* Do this *
All lines featuring the string "icon" are to be listed.

——

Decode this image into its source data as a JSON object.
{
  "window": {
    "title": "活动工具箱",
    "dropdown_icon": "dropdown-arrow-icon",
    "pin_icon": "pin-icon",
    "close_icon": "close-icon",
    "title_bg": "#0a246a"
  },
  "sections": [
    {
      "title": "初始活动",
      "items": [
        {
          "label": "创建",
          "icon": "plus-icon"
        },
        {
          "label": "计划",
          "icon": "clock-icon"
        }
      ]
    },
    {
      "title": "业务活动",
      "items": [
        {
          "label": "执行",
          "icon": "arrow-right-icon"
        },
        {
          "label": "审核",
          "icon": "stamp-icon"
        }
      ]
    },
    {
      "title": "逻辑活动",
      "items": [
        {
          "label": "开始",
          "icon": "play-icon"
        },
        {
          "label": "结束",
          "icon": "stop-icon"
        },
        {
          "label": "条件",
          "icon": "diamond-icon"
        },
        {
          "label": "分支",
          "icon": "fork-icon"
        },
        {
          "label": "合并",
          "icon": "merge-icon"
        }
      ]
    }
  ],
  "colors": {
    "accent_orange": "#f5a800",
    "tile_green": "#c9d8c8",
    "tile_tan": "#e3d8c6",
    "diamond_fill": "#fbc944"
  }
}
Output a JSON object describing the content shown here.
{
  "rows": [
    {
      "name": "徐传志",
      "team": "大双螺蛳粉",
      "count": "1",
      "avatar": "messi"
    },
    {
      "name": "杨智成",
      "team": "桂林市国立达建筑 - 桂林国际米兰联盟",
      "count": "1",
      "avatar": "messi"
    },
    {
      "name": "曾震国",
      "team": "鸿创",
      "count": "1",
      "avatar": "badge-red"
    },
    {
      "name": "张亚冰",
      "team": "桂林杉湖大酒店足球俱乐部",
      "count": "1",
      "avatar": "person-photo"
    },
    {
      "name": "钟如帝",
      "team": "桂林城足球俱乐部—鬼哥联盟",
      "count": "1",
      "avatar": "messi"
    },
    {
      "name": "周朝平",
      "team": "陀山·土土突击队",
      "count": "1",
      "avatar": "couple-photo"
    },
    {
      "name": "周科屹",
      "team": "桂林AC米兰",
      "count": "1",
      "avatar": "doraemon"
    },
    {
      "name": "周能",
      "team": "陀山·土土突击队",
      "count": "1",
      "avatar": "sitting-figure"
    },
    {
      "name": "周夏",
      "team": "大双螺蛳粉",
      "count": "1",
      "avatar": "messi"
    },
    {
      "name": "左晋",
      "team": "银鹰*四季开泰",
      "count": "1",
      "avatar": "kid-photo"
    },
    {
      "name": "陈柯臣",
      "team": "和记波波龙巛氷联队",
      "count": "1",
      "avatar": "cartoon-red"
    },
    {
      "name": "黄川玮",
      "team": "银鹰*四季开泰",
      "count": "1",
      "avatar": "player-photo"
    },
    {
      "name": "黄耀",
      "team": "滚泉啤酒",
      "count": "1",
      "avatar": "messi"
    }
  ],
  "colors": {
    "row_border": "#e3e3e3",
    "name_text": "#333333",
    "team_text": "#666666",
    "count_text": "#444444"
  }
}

——

* Exercise answer *
    "dropdown_icon": "dropdown-arrow-icon",
    "pin_icon": "pin-icon",
    "close_icon": "close-icon",
          "icon": "plus-icon"
          "icon": "clock-icon"
          "icon": "arrow-right-icon"
          "icon": "stamp-icon"
          "icon": "play-icon"
          "icon": "stop-icon"
          "icon": "diamond-icon"
          "icon": "fork-icon"
          "icon": "merge-icon"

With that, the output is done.